**Short task:**
From the data that follows, copy every line holding the string "配送先住所".

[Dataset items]
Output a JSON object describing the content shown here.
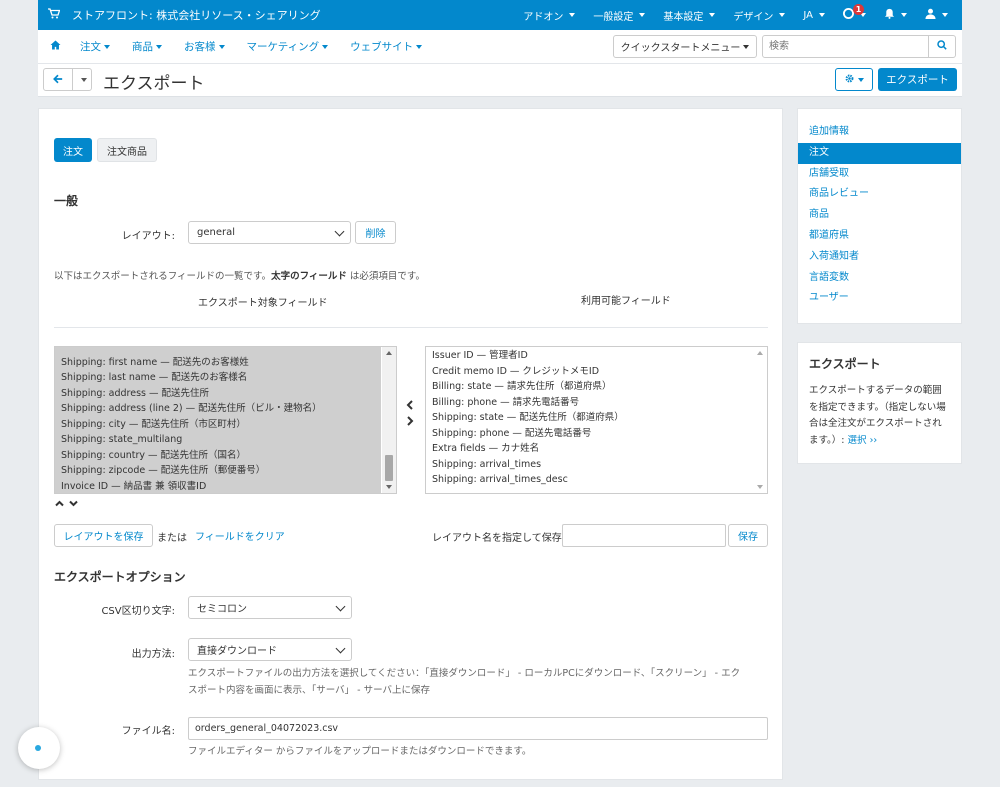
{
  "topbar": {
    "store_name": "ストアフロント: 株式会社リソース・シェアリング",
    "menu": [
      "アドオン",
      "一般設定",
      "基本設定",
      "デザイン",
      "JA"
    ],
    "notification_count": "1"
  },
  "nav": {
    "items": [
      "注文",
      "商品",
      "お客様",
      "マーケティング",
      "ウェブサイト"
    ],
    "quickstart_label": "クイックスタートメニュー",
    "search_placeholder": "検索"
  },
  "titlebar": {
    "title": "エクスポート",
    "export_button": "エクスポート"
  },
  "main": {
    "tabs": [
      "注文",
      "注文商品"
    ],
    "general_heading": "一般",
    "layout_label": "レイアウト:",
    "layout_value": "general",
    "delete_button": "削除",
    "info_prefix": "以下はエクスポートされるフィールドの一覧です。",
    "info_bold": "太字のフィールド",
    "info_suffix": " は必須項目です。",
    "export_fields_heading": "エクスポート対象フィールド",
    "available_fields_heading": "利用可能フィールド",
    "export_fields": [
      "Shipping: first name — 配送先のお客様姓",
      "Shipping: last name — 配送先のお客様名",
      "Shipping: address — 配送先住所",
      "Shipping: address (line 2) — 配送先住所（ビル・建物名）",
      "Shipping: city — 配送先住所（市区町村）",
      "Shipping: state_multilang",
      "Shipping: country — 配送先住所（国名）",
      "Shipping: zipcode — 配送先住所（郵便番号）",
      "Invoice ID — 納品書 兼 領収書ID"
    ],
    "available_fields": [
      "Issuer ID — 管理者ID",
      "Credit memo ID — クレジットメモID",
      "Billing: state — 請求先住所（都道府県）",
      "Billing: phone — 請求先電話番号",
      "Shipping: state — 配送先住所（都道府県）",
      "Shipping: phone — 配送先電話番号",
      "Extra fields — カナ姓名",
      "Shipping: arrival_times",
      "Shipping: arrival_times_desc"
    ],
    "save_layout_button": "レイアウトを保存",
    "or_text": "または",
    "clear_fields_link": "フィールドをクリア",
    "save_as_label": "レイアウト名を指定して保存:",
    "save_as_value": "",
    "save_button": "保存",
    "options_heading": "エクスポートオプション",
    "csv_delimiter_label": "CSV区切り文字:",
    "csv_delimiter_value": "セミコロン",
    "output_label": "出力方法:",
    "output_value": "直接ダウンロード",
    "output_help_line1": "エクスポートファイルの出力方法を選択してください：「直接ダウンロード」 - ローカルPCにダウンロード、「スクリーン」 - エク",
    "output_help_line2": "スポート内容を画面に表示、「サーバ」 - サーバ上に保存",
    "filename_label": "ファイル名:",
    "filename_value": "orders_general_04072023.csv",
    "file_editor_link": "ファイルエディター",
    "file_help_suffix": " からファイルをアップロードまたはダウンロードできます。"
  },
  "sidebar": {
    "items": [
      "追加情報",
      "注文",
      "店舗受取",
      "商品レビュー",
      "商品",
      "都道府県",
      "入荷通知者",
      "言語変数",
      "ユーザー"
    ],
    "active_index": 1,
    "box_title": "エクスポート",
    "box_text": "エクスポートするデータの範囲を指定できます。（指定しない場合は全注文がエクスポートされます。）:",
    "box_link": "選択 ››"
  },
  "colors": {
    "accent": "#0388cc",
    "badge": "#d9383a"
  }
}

* * *

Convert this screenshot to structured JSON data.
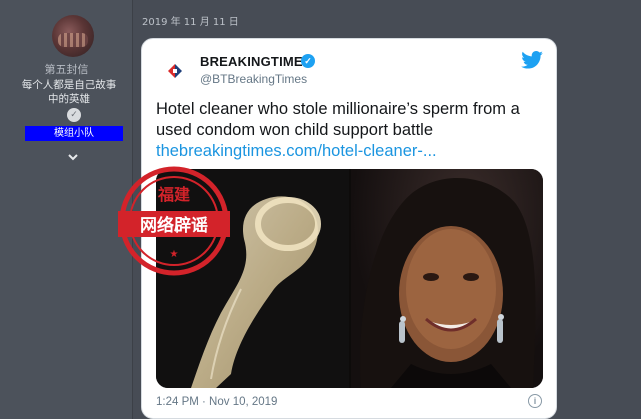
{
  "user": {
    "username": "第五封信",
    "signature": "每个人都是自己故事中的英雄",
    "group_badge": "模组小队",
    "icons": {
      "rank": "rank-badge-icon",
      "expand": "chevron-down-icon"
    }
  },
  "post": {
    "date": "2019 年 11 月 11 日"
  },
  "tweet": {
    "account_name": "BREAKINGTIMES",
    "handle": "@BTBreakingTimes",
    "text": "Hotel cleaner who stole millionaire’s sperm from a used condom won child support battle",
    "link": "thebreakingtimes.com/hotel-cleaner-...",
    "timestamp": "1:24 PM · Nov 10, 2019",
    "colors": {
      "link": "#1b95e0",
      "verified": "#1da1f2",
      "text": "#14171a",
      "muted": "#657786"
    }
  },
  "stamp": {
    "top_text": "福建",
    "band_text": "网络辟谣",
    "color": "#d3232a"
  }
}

**Solution to the exercise:**
      "Shipping: address — 配送先住所",
      "Shipping: address (line 2) — 配送先住所（ビル・建物名）",
      "Shipping: city — 配送先住所（市区町村）",
      "Shipping: country — 配送先住所（国名）",
      "Shipping: zipcode — 配送先住所（郵便番号）",
      "Shipping: state — 配送先住所（都道府県）",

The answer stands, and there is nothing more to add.